%%
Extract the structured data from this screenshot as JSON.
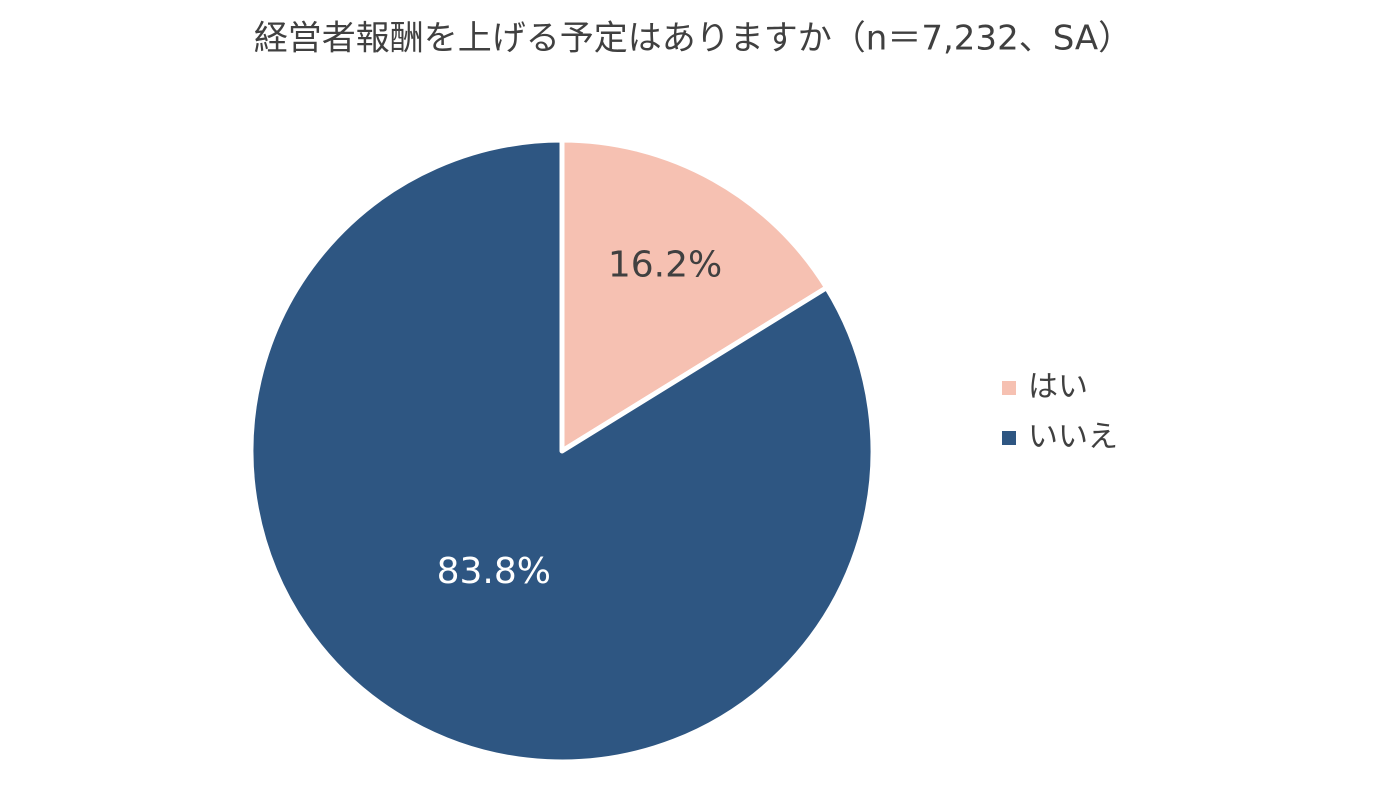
{
  "chart_data": {
    "type": "pie",
    "title": "経営者報酬を上げる予定はありますか（n＝7,232、SA）",
    "categories": [
      "はい",
      "いいえ"
    ],
    "values": [
      16.2,
      83.8
    ],
    "value_labels": [
      "16.2%",
      "83.8%"
    ],
    "colors": [
      "#F6C1B2",
      "#2E5682"
    ],
    "legend": "right"
  }
}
%%
- **Task prompt**
Exclude the images and reproduce the remaining data exactly.

- **Written solution**
Extract the structured data from this screenshot as JSON.
{
  "chart_data": {
    "type": "pie",
    "title": "経営者報酬を上げる予定はありますか（n＝7,232、SA）",
    "categories": [
      "はい",
      "いいえ"
    ],
    "values": [
      16.2,
      83.8
    ],
    "value_labels": [
      "16.2%",
      "83.8%"
    ],
    "colors": [
      "#F6C1B2",
      "#2E5682"
    ],
    "legend": "right"
  }
}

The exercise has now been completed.